- Collected data:
========================================

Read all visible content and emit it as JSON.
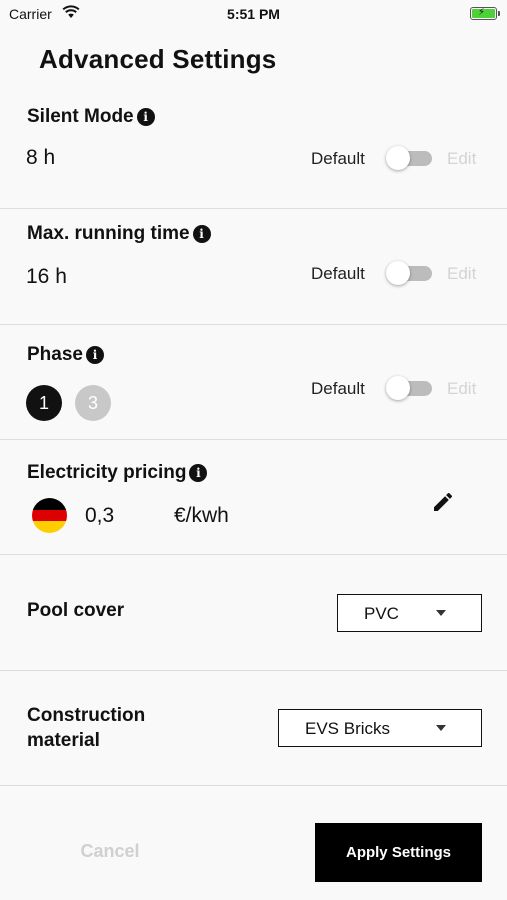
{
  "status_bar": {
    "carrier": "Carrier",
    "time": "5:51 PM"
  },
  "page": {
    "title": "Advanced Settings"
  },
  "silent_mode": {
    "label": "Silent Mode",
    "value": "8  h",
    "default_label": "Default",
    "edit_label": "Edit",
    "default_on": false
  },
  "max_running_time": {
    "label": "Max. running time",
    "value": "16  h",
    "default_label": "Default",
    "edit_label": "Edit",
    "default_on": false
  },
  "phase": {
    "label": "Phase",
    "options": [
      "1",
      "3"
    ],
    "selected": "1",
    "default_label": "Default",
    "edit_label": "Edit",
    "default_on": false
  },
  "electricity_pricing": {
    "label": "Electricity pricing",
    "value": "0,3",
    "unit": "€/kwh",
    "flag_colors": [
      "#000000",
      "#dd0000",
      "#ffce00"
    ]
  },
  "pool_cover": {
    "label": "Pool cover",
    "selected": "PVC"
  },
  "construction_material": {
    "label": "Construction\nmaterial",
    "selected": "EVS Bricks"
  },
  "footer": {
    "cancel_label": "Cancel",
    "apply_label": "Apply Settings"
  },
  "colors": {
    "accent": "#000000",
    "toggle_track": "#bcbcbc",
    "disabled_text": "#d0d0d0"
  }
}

========================================

- Written request:
All the lines above are to be given again exactly as they read, with the pictures removed.

- Correct answer:
Read all visible content and emit it as JSON.
{
  "status_bar": {
    "carrier": "Carrier",
    "time": "5:51 PM"
  },
  "page": {
    "title": "Advanced Settings"
  },
  "silent_mode": {
    "label": "Silent Mode",
    "value": "8  h",
    "default_label": "Default",
    "edit_label": "Edit",
    "default_on": false
  },
  "max_running_time": {
    "label": "Max. running time",
    "value": "16  h",
    "default_label": "Default",
    "edit_label": "Edit",
    "default_on": false
  },
  "phase": {
    "label": "Phase",
    "options": [
      "1",
      "3"
    ],
    "selected": "1",
    "default_label": "Default",
    "edit_label": "Edit",
    "default_on": false
  },
  "electricity_pricing": {
    "label": "Electricity pricing",
    "value": "0,3",
    "unit": "€/kwh",
    "flag_colors": [
      "#000000",
      "#dd0000",
      "#ffce00"
    ]
  },
  "pool_cover": {
    "label": "Pool cover",
    "selected": "PVC"
  },
  "construction_material": {
    "label": "Construction\nmaterial",
    "selected": "EVS Bricks"
  },
  "footer": {
    "cancel_label": "Cancel",
    "apply_label": "Apply Settings"
  },
  "colors": {
    "accent": "#000000",
    "toggle_track": "#bcbcbc",
    "disabled_text": "#d0d0d0"
  }
}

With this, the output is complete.